# WORK TO BE COMPLETED:
Print out the entries below with no edits.

# RECORDS PROVIDED:
>> begin

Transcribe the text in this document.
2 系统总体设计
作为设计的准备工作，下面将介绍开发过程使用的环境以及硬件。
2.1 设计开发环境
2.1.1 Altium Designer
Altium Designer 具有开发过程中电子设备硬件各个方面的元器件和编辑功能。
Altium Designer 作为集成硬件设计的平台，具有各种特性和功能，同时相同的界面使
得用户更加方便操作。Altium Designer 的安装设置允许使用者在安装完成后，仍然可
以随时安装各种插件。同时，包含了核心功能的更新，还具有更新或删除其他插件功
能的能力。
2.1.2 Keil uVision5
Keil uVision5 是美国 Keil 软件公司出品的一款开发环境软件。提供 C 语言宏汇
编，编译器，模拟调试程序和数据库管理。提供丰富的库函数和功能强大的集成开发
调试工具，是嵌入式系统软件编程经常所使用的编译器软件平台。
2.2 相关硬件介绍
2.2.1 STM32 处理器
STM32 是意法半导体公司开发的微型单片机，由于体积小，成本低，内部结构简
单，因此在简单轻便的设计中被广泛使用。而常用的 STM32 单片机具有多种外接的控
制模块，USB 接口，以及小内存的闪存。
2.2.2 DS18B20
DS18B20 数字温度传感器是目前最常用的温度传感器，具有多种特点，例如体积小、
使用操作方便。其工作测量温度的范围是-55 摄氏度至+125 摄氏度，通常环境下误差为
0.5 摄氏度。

>> end

# TASK ANSWER:
Transcribe the text in this document.
2 系统总体设计
作为设计的准备工作，下面将介绍开发过程使用的环境以及硬件。
2.1 设计开发环境
2.1.1 Altium Designer
Altium Designer 具有开发过程中电子设备硬件各个方面的元器件和编辑功能。
Altium Designer 作为集成硬件设计的平台，具有各种特性和功能，同时相同的界面使
得用户更加方便操作。Altium Designer 的安装设置允许使用者在安装完成后，仍然可
以随时安装各种插件。同时，包含了核心功能的更新，还具有更新或删除其他插件功
能的能力。
2.1.2 Keil uVision5
Keil uVision5 是美国 Keil 软件公司出品的一款开发环境软件。提供 C 语言宏汇
编，编译器，模拟调试程序和数据库管理。提供丰富的库函数和功能强大的集成开发
调试工具，是嵌入式系统软件编程经常所使用的编译器软件平台。
2.2 相关硬件介绍
2.2.1 STM32 处理器
STM32 是意法半导体公司开发的微型单片机，由于体积小，成本低，内部结构简
单，因此在简单轻便的设计中被广泛使用。而常用的 STM32 单片机具有多种外接的控
制模块，USB 接口，以及小内存的闪存。
2.2.2 DS18B20
DS18B20 数字温度传感器是目前最常用的温度传感器，具有多种特点，例如体积小、
使用操作方便。其工作测量温度的范围是-55 摄氏度至+125 摄氏度，通常环境下误差为
0.5 摄氏度。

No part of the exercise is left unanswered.